### [Task]
Where a line in the listing below contains the word "сетей", copy that line.

-------- Records supplied

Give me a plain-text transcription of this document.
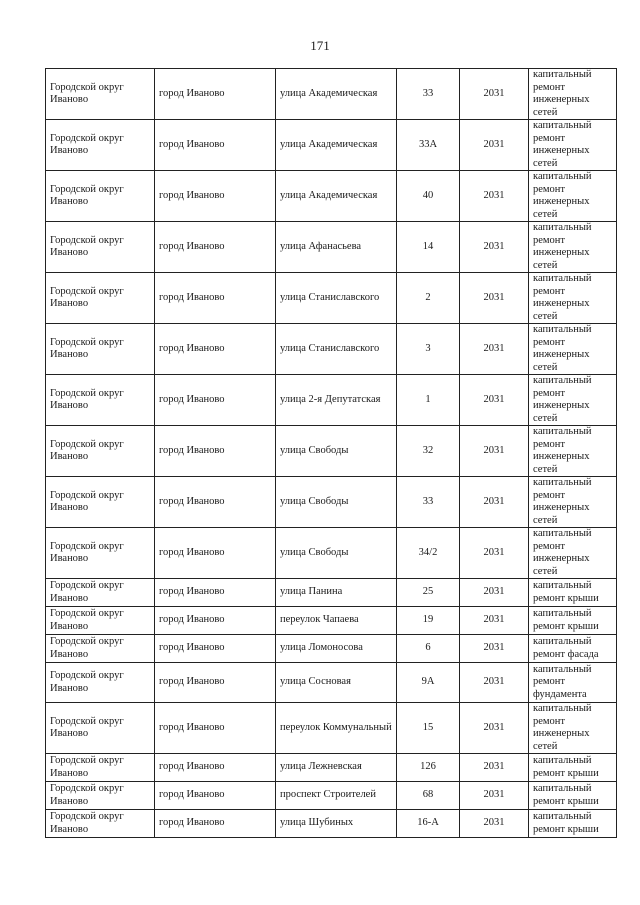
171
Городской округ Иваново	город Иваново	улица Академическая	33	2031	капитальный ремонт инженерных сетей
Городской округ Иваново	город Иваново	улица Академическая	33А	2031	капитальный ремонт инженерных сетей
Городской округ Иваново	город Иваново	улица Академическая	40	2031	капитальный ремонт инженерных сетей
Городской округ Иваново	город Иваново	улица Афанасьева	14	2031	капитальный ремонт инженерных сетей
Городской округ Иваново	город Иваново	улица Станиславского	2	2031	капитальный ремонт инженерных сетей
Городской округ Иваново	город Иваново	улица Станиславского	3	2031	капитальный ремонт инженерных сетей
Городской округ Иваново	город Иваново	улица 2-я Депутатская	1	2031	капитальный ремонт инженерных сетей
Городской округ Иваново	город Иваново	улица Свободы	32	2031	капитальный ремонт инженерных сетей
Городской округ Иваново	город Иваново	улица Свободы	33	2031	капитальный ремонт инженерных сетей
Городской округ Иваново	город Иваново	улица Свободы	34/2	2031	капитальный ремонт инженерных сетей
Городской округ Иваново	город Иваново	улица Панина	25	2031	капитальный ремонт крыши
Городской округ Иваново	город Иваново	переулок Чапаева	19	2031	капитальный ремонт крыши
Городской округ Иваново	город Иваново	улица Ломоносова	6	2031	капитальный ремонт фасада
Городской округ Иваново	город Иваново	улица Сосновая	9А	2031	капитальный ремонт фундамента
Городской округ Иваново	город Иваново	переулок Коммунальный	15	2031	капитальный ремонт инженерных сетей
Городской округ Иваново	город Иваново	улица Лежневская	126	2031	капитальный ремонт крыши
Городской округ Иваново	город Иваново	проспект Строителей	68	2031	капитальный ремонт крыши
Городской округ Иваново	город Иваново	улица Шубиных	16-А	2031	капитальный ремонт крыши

----------------
-------- Records supplied

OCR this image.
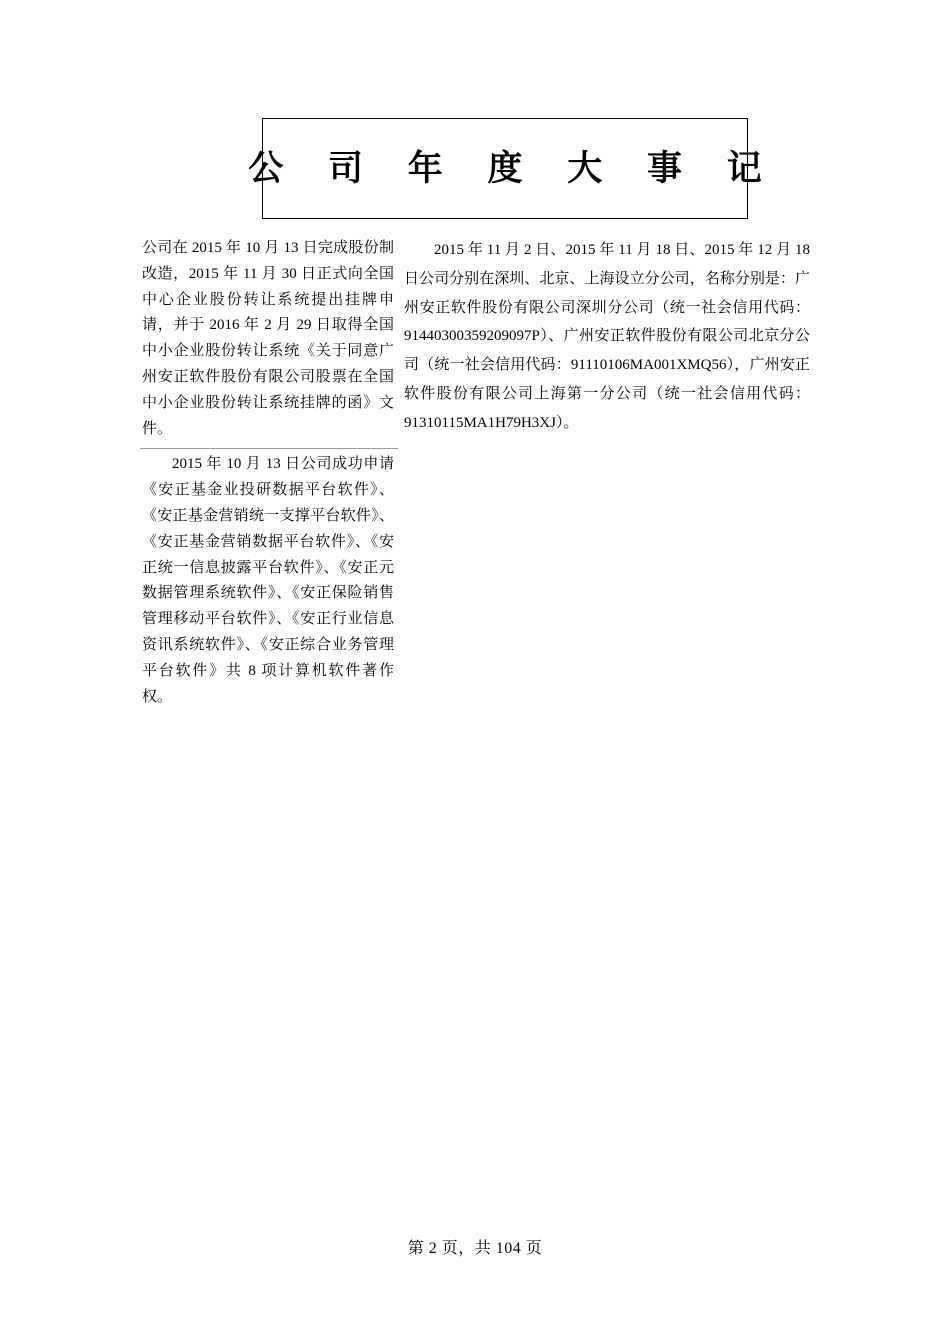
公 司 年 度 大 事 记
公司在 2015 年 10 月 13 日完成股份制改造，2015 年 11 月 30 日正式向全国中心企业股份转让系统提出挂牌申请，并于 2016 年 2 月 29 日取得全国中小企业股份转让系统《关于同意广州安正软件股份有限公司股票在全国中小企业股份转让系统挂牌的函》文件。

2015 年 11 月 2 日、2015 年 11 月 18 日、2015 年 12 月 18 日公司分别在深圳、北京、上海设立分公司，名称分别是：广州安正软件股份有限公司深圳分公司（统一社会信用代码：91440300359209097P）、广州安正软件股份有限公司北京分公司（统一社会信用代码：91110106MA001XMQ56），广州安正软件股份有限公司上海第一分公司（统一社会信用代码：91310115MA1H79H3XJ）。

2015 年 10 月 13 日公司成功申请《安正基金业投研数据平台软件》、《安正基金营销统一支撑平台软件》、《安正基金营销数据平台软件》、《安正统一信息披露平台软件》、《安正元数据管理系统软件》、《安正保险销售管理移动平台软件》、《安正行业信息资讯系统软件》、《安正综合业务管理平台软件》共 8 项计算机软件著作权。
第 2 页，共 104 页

----------------
-------- Records supplied

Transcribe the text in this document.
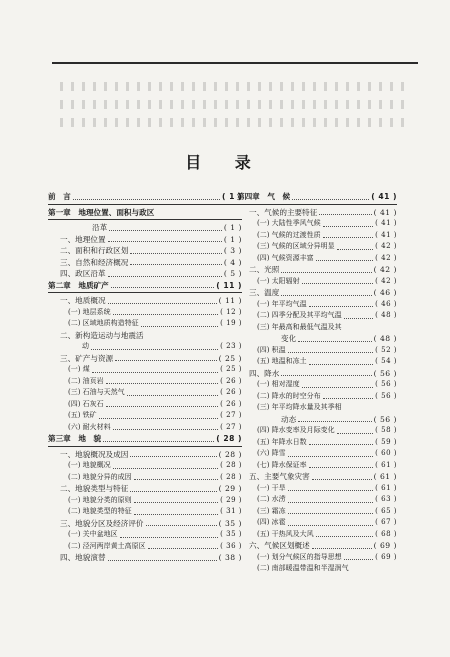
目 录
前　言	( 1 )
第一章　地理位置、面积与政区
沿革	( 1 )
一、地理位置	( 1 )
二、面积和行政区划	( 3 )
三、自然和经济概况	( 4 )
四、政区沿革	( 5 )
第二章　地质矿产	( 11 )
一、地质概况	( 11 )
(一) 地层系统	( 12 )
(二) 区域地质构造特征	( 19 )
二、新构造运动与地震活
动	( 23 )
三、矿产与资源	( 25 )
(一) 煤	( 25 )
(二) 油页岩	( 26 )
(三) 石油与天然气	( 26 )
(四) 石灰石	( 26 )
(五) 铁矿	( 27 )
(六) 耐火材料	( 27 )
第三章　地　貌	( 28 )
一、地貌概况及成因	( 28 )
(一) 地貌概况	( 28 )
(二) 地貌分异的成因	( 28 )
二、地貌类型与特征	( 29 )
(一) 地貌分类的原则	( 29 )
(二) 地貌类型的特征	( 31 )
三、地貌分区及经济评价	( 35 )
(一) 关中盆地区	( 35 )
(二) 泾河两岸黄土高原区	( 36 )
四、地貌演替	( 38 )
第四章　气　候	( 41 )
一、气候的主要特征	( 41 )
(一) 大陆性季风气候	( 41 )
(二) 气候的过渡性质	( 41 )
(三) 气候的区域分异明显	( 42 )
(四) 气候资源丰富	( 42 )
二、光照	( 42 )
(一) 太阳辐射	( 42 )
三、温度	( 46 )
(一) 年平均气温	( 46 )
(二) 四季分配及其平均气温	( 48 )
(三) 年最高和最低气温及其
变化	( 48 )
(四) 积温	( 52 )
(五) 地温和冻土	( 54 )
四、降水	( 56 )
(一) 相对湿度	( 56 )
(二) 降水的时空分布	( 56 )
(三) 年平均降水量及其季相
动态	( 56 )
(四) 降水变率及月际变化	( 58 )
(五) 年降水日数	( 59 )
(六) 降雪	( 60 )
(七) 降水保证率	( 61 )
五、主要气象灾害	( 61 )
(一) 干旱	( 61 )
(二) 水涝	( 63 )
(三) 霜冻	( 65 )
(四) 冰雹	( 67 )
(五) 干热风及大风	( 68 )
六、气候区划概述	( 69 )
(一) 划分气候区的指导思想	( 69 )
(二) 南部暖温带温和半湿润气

----------------

### [Written answer]
Городской округ Иваново	город Иваново	улица Академическая	33	2031	капитальный ремонт инженерных сетей
Городской округ Иваново	город Иваново	улица Академическая	33А	2031	капитальный ремонт инженерных сетей
Городской округ Иваново	город Иваново	улица Академическая	40	2031	капитальный ремонт инженерных сетей
Городской округ Иваново	город Иваново	улица Афанасьева	14	2031	капитальный ремонт инженерных сетей
Городской округ Иваново	город Иваново	улица Станиславского	2	2031	капитальный ремонт инженерных сетей
Городской округ Иваново	город Иваново	улица Станиславского	3	2031	капитальный ремонт инженерных сетей
Городской округ Иваново	город Иваново	улица 2-я Депутатская	1	2031	капитальный ремонт инженерных сетей
Городской округ Иваново	город Иваново	улица Свободы	32	2031	капитальный ремонт инженерных сетей
Городской округ Иваново	город Иваново	улица Свободы	33	2031	капитальный ремонт инженерных сетей
Городской округ Иваново	город Иваново	улица Свободы	34/2	2031	капитальный ремонт инженерных сетей
Городской округ Иваново	город Иваново	переулок Коммунальный	15	2031	капитальный ремонт инженерных сетей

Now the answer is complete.